■ **Work required**
Filter for the word "address" and keep each matching line.

■ **Records shown**
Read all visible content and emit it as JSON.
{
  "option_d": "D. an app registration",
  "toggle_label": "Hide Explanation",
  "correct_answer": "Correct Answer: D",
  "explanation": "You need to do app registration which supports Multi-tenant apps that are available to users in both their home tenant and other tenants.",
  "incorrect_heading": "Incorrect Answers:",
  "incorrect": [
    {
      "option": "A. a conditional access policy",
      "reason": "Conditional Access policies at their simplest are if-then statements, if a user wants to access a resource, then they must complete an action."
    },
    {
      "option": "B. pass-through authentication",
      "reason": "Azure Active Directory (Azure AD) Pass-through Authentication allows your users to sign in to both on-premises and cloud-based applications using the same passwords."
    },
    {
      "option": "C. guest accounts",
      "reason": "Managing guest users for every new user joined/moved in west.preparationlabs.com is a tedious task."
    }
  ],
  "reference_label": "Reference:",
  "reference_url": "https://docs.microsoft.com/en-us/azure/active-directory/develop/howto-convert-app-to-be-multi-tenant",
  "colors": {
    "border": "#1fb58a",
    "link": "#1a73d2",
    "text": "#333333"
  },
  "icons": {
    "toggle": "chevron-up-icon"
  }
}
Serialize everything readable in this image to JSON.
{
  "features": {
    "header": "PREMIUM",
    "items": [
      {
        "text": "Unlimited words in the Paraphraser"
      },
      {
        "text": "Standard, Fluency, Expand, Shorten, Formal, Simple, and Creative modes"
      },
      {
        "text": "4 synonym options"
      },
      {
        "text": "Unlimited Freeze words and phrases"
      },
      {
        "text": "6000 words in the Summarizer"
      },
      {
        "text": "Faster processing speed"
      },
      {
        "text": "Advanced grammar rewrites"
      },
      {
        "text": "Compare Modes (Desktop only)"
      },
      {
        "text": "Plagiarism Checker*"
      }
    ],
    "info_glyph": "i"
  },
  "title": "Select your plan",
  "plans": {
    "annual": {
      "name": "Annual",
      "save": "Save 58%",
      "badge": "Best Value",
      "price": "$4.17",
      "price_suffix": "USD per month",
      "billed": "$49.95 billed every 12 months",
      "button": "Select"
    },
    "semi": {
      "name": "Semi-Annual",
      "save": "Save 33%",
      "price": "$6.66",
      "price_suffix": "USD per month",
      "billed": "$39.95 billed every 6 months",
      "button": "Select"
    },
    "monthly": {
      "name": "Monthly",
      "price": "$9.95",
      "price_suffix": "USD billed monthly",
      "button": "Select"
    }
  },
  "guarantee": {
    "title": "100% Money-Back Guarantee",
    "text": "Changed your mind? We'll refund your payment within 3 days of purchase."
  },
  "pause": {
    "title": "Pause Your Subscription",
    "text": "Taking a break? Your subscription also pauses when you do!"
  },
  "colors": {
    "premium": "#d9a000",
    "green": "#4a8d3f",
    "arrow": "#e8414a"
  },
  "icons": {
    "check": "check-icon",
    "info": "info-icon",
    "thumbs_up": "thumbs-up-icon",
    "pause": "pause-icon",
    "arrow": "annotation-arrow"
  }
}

* * *

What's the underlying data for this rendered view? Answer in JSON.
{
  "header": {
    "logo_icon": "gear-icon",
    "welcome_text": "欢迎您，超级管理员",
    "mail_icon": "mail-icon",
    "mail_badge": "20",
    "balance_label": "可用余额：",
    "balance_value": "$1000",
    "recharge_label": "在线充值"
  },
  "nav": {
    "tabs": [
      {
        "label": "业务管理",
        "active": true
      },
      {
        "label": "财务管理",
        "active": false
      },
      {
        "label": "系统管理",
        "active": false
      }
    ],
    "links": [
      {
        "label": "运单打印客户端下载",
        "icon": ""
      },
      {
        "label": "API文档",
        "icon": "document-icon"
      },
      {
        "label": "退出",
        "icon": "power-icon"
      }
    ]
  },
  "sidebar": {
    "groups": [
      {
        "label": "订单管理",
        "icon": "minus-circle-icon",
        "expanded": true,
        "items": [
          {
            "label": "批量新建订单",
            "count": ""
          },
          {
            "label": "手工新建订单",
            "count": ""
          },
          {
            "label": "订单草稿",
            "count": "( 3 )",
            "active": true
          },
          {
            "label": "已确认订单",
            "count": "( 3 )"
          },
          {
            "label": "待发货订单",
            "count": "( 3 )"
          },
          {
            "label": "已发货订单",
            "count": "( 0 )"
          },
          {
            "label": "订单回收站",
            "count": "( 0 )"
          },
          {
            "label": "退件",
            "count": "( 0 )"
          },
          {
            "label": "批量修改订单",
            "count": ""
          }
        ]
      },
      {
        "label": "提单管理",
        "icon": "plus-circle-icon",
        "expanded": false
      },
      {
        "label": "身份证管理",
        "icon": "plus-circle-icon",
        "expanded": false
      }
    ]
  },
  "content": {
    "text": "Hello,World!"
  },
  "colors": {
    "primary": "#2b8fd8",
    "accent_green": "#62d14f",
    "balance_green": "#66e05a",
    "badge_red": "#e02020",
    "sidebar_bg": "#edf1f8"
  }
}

==

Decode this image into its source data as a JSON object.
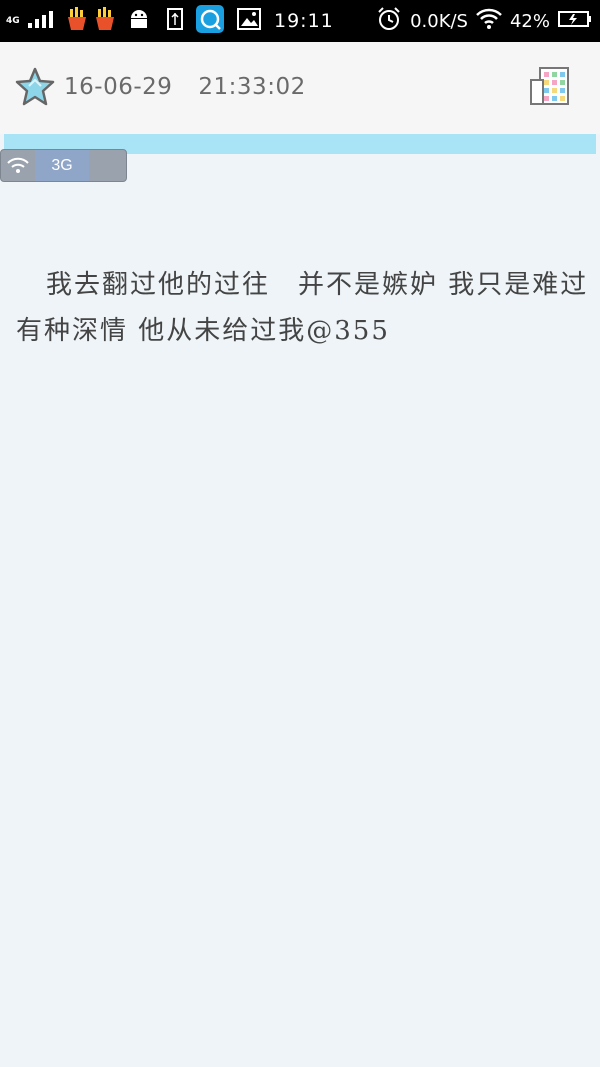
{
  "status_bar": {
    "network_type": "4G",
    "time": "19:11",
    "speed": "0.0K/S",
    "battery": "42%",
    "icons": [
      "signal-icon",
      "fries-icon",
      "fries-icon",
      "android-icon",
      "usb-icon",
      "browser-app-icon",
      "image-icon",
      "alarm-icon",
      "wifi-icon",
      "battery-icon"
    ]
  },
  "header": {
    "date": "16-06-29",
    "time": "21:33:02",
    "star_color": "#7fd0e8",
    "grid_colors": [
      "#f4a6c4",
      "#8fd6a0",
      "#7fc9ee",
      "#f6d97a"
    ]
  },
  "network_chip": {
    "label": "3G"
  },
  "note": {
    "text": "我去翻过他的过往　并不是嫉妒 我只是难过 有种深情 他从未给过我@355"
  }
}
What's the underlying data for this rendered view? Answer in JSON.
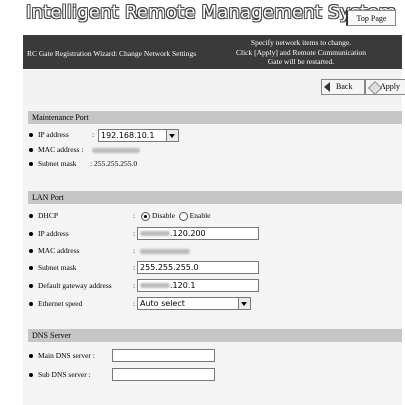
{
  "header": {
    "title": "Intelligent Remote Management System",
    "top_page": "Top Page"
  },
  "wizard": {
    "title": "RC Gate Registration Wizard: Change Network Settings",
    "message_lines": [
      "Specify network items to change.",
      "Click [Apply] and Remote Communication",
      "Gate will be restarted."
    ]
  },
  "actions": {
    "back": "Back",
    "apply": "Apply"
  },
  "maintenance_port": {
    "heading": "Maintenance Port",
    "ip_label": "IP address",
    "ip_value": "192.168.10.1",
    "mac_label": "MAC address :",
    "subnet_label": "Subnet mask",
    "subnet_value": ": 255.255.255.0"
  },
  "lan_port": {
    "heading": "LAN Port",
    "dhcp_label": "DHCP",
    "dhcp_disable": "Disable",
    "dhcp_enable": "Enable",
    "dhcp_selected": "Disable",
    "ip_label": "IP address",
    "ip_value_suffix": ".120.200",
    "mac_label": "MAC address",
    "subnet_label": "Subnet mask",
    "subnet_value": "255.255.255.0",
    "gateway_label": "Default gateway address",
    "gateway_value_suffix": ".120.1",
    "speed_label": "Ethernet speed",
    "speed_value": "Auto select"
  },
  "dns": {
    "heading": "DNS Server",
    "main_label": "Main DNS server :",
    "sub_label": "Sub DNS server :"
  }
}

■ **Solution for this exercise**
    "ip_label": "IP address",
    "mac_label": "MAC address :",
    "ip_label": "IP address",
    "mac_label": "MAC address",
    "gateway_label": "Default gateway address",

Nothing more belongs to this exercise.